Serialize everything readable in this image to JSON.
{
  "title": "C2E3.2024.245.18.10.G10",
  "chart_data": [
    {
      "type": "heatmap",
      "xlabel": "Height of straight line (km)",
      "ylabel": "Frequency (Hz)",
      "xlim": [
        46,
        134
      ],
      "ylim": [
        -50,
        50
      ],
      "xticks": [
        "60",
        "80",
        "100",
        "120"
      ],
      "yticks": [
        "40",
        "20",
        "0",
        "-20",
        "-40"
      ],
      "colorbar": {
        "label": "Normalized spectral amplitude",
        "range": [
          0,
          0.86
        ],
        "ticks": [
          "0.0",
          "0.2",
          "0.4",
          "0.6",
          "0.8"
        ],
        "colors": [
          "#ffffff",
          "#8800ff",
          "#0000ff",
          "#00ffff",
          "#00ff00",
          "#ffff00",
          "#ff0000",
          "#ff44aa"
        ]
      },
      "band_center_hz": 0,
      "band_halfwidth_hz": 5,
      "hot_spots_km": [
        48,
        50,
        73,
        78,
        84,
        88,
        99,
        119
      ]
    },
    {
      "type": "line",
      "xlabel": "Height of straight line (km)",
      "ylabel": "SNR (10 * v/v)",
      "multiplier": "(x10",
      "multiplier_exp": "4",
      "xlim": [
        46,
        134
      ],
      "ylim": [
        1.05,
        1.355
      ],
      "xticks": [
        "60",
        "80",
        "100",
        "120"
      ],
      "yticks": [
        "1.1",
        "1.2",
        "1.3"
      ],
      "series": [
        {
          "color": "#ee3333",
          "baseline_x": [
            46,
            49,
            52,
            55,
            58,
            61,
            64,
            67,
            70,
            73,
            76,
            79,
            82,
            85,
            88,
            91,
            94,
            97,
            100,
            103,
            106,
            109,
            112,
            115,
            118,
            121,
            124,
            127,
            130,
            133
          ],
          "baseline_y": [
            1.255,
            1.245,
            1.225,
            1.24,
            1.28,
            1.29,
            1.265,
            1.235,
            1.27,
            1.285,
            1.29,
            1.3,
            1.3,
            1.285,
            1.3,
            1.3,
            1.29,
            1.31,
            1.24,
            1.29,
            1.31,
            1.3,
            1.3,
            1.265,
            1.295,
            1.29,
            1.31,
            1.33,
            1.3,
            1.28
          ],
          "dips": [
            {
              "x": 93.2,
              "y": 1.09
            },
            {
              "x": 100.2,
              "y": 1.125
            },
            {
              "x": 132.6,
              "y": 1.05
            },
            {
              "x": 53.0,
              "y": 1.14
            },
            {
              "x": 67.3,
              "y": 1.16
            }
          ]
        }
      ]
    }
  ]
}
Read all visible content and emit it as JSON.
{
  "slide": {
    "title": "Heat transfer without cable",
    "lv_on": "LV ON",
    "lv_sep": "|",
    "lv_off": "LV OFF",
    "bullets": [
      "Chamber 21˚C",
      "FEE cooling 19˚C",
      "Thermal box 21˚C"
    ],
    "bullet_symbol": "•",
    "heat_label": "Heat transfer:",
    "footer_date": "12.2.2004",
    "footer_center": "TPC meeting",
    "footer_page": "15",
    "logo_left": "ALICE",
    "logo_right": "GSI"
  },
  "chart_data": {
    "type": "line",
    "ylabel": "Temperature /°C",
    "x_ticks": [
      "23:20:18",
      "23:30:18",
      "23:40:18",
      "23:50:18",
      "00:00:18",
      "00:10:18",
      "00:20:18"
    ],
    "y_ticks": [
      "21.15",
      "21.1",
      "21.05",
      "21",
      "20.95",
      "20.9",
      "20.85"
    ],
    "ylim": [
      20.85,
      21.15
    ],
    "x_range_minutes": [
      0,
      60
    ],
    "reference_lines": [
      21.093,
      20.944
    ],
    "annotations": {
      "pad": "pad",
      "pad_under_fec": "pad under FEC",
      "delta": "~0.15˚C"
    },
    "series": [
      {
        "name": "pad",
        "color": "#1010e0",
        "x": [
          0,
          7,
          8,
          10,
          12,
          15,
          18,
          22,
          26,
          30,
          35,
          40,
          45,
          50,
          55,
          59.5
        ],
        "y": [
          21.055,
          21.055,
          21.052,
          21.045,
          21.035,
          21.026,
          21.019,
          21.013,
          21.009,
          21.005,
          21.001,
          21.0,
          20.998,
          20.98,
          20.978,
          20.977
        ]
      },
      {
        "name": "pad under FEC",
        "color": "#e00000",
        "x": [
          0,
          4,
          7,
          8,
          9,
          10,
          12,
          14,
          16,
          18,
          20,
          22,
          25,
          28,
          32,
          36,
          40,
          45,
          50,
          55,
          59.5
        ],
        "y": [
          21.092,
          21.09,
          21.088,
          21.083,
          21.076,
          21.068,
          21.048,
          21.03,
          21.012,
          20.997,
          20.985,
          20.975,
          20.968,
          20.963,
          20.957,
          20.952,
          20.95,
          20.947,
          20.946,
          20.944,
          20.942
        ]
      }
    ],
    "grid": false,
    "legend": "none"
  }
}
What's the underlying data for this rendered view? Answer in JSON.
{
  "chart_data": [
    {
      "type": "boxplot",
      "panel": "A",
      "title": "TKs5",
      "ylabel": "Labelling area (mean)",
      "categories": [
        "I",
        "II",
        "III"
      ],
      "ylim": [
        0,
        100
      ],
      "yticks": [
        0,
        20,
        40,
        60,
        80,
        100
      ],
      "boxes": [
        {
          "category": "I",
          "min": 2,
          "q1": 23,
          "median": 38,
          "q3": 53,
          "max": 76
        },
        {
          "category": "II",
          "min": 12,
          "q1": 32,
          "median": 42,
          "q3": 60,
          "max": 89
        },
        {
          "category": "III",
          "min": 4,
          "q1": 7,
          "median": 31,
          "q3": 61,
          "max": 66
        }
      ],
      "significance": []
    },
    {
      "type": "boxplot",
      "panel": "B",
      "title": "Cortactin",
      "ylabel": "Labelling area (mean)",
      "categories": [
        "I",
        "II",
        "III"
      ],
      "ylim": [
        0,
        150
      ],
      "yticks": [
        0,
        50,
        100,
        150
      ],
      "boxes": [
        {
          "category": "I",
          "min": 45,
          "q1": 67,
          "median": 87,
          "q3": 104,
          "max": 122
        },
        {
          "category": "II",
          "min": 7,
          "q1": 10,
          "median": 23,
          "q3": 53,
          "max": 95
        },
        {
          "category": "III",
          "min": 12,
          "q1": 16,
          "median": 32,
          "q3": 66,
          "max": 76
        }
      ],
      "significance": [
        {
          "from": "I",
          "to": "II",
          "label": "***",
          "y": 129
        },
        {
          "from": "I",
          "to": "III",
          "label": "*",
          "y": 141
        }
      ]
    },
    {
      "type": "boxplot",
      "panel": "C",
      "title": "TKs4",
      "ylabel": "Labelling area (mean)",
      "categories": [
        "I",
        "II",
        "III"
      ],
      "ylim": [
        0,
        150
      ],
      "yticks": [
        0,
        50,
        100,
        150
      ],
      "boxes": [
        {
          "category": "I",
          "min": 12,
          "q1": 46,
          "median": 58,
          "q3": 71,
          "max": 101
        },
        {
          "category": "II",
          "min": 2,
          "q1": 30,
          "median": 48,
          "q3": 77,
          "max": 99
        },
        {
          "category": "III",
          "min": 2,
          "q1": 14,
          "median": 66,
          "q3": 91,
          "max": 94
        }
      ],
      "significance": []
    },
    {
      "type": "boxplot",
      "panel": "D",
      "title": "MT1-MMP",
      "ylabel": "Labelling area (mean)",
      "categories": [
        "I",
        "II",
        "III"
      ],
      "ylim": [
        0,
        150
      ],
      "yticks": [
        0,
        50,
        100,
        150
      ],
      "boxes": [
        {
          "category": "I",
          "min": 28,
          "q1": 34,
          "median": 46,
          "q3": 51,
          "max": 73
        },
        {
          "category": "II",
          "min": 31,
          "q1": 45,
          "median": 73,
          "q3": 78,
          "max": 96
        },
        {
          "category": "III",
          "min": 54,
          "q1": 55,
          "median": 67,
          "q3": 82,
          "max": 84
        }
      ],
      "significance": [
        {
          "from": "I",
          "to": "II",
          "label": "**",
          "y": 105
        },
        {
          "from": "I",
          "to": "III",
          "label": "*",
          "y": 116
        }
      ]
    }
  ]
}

* _WORK TO BE COMPLETED_
Of the lines above, how many include the word "this"? Reply with the number only.

* _PROBLEM SOLUTION_
2